--- Dataset excerpts ---
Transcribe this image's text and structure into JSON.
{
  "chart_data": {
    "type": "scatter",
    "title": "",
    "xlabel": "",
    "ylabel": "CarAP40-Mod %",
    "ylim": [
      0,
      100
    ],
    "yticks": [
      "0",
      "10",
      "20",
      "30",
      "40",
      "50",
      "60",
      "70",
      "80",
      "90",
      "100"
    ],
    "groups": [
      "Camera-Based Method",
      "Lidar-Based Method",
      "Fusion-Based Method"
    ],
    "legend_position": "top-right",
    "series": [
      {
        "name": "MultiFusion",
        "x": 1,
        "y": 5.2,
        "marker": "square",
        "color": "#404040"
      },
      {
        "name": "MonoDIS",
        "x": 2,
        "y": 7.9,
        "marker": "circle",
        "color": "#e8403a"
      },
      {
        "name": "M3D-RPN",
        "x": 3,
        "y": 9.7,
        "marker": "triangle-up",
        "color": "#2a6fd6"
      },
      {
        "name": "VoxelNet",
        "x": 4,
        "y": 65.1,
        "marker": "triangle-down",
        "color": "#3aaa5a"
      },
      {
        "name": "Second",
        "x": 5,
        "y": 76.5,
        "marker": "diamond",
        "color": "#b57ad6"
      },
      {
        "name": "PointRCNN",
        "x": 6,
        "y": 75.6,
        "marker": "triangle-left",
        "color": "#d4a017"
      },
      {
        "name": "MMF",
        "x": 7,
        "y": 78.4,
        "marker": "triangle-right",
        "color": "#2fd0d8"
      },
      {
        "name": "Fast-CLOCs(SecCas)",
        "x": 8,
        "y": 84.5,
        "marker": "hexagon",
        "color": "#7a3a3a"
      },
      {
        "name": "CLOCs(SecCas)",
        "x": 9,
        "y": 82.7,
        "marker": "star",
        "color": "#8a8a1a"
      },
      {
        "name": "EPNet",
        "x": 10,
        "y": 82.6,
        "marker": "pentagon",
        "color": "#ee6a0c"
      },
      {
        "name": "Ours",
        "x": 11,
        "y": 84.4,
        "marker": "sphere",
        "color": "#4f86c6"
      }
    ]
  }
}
---
# Short task:
Exactly reproduce every line of the data above.

# Correct answer:
Transcribe this image's text and structure into JSON.
{
  "chart_data": {
    "type": "scatter",
    "title": "",
    "xlabel": "",
    "ylabel": "CarAP40-Mod %",
    "ylim": [
      0,
      100
    ],
    "yticks": [
      "0",
      "10",
      "20",
      "30",
      "40",
      "50",
      "60",
      "70",
      "80",
      "90",
      "100"
    ],
    "groups": [
      "Camera-Based Method",
      "Lidar-Based Method",
      "Fusion-Based Method"
    ],
    "legend_position": "top-right",
    "series": [
      {
        "name": "MultiFusion",
        "x": 1,
        "y": 5.2,
        "marker": "square",
        "color": "#404040"
      },
      {
        "name": "MonoDIS",
        "x": 2,
        "y": 7.9,
        "marker": "circle",
        "color": "#e8403a"
      },
      {
        "name": "M3D-RPN",
        "x": 3,
        "y": 9.7,
        "marker": "triangle-up",
        "color": "#2a6fd6"
      },
      {
        "name": "VoxelNet",
        "x": 4,
        "y": 65.1,
        "marker": "triangle-down",
        "color": "#3aaa5a"
      },
      {
        "name": "Second",
        "x": 5,
        "y": 76.5,
        "marker": "diamond",
        "color": "#b57ad6"
      },
      {
        "name": "PointRCNN",
        "x": 6,
        "y": 75.6,
        "marker": "triangle-left",
        "color": "#d4a017"
      },
      {
        "name": "MMF",
        "x": 7,
        "y": 78.4,
        "marker": "triangle-right",
        "color": "#2fd0d8"
      },
      {
        "name": "Fast-CLOCs(SecCas)",
        "x": 8,
        "y": 84.5,
        "marker": "hexagon",
        "color": "#7a3a3a"
      },
      {
        "name": "CLOCs(SecCas)",
        "x": 9,
        "y": 82.7,
        "marker": "star",
        "color": "#8a8a1a"
      },
      {
        "name": "EPNet",
        "x": 10,
        "y": 82.6,
        "marker": "pentagon",
        "color": "#ee6a0c"
      },
      {
        "name": "Ours",
        "x": 11,
        "y": 84.4,
        "marker": "sphere",
        "color": "#4f86c6"
      }
    ]
  }
}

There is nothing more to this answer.